WRITTEN INSTRUCTION> Output the data below in full, character for character.
━━━━━ TASK DATA ━━━━━
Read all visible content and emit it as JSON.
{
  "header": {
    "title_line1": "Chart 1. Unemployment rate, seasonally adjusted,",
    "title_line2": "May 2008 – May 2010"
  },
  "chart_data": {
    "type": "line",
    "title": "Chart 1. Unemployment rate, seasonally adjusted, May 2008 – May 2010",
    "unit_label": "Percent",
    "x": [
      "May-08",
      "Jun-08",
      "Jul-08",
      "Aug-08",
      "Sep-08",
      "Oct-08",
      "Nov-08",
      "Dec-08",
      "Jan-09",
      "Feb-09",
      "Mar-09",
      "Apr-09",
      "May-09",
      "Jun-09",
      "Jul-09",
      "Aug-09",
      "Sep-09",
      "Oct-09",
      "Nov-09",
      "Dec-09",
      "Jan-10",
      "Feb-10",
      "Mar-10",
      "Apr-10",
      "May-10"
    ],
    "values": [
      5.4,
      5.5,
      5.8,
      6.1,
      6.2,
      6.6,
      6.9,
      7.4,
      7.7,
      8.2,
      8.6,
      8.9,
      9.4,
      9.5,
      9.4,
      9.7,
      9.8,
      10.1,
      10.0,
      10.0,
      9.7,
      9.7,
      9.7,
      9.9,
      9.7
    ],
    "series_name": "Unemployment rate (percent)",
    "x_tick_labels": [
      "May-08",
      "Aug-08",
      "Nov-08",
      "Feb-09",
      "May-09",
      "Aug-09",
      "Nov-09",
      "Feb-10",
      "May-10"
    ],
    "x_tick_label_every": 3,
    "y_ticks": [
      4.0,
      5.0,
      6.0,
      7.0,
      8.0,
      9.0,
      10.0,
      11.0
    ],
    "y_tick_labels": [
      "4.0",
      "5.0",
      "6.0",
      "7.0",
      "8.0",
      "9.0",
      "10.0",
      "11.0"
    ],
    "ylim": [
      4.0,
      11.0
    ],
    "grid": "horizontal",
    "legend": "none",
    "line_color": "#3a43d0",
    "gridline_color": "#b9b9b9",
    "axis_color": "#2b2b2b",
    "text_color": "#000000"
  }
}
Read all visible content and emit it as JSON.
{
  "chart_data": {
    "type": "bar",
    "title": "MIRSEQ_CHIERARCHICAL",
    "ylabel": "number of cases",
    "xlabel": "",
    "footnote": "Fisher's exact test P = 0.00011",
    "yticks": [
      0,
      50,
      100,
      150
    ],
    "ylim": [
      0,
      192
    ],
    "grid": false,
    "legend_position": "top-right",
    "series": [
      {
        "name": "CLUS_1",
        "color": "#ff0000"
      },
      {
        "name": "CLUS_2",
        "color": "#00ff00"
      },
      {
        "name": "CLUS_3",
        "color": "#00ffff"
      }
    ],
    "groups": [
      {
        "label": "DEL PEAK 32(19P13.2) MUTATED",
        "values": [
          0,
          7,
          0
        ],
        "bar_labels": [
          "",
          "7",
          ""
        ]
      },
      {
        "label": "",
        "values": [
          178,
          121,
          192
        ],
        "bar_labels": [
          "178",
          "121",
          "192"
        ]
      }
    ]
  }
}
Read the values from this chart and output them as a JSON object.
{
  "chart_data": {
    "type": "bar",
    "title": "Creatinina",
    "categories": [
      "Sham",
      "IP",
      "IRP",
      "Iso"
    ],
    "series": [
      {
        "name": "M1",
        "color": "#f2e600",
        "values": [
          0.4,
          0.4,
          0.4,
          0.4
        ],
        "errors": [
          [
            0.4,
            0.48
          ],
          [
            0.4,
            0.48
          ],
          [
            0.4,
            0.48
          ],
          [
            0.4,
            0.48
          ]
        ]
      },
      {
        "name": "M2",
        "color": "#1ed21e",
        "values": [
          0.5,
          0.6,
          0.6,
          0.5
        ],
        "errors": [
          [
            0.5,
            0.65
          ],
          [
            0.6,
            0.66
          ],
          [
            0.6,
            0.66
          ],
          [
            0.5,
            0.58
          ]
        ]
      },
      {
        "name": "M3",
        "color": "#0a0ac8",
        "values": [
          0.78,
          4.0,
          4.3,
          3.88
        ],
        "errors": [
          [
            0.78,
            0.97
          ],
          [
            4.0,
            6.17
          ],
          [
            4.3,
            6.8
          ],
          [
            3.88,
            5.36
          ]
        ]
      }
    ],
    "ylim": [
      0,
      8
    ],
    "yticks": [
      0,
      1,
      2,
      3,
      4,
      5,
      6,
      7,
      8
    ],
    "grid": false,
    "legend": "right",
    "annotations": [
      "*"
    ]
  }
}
━━━━━
COMPLETED EXERCISE>
Read all visible content and emit it as JSON.
{
  "header": {
    "title_line1": "Chart 1. Unemployment rate, seasonally adjusted,",
    "title_line2": "May 2008 – May 2010"
  },
  "chart_data": {
    "type": "line",
    "title": "Chart 1. Unemployment rate, seasonally adjusted, May 2008 – May 2010",
    "unit_label": "Percent",
    "x": [
      "May-08",
      "Jun-08",
      "Jul-08",
      "Aug-08",
      "Sep-08",
      "Oct-08",
      "Nov-08",
      "Dec-08",
      "Jan-09",
      "Feb-09",
      "Mar-09",
      "Apr-09",
      "May-09",
      "Jun-09",
      "Jul-09",
      "Aug-09",
      "Sep-09",
      "Oct-09",
      "Nov-09",
      "Dec-09",
      "Jan-10",
      "Feb-10",
      "Mar-10",
      "Apr-10",
      "May-10"
    ],
    "values": [
      5.4,
      5.5,
      5.8,
      6.1,
      6.2,
      6.6,
      6.9,
      7.4,
      7.7,
      8.2,
      8.6,
      8.9,
      9.4,
      9.5,
      9.4,
      9.7,
      9.8,
      10.1,
      10.0,
      10.0,
      9.7,
      9.7,
      9.7,
      9.9,
      9.7
    ],
    "series_name": "Unemployment rate (percent)",
    "x_tick_labels": [
      "May-08",
      "Aug-08",
      "Nov-08",
      "Feb-09",
      "May-09",
      "Aug-09",
      "Nov-09",
      "Feb-10",
      "May-10"
    ],
    "x_tick_label_every": 3,
    "y_ticks": [
      4.0,
      5.0,
      6.0,
      7.0,
      8.0,
      9.0,
      10.0,
      11.0
    ],
    "y_tick_labels": [
      "4.0",
      "5.0",
      "6.0",
      "7.0",
      "8.0",
      "9.0",
      "10.0",
      "11.0"
    ],
    "ylim": [
      4.0,
      11.0
    ],
    "grid": "horizontal",
    "legend": "none",
    "line_color": "#3a43d0",
    "gridline_color": "#b9b9b9",
    "axis_color": "#2b2b2b",
    "text_color": "#000000"
  }
}
Read all visible content and emit it as JSON.
{
  "chart_data": {
    "type": "bar",
    "title": "MIRSEQ_CHIERARCHICAL",
    "ylabel": "number of cases",
    "xlabel": "",
    "footnote": "Fisher's exact test P = 0.00011",
    "yticks": [
      0,
      50,
      100,
      150
    ],
    "ylim": [
      0,
      192
    ],
    "grid": false,
    "legend_position": "top-right",
    "series": [
      {
        "name": "CLUS_1",
        "color": "#ff0000"
      },
      {
        "name": "CLUS_2",
        "color": "#00ff00"
      },
      {
        "name": "CLUS_3",
        "color": "#00ffff"
      }
    ],
    "groups": [
      {
        "label": "DEL PEAK 32(19P13.2) MUTATED",
        "values": [
          0,
          7,
          0
        ],
        "bar_labels": [
          "",
          "7",
          ""
        ]
      },
      {
        "label": "",
        "values": [
          178,
          121,
          192
        ],
        "bar_labels": [
          "178",
          "121",
          "192"
        ]
      }
    ]
  }
}
Read the values from this chart and output them as a JSON object.
{
  "chart_data": {
    "type": "bar",
    "title": "Creatinina",
    "categories": [
      "Sham",
      "IP",
      "IRP",
      "Iso"
    ],
    "series": [
      {
        "name": "M1",
        "color": "#f2e600",
        "values": [
          0.4,
          0.4,
          0.4,
          0.4
        ],
        "errors": [
          [
            0.4,
            0.48
          ],
          [
            0.4,
            0.48
          ],
          [
            0.4,
            0.48
          ],
          [
            0.4,
            0.48
          ]
        ]
      },
      {
        "name": "M2",
        "color": "#1ed21e",
        "values": [
          0.5,
          0.6,
          0.6,
          0.5
        ],
        "errors": [
          [
            0.5,
            0.65
          ],
          [
            0.6,
            0.66
          ],
          [
            0.6,
            0.66
          ],
          [
            0.5,
            0.58
          ]
        ]
      },
      {
        "name": "M3",
        "color": "#0a0ac8",
        "values": [
          0.78,
          4.0,
          4.3,
          3.88
        ],
        "errors": [
          [
            0.78,
            0.97
          ],
          [
            4.0,
            6.17
          ],
          [
            4.3,
            6.8
          ],
          [
            3.88,
            5.36
          ]
        ]
      }
    ],
    "ylim": [
      0,
      8
    ],
    "yticks": [
      0,
      1,
      2,
      3,
      4,
      5,
      6,
      7,
      8
    ],
    "grid": false,
    "legend": "right",
    "annotations": [
      "*"
    ]
  }
}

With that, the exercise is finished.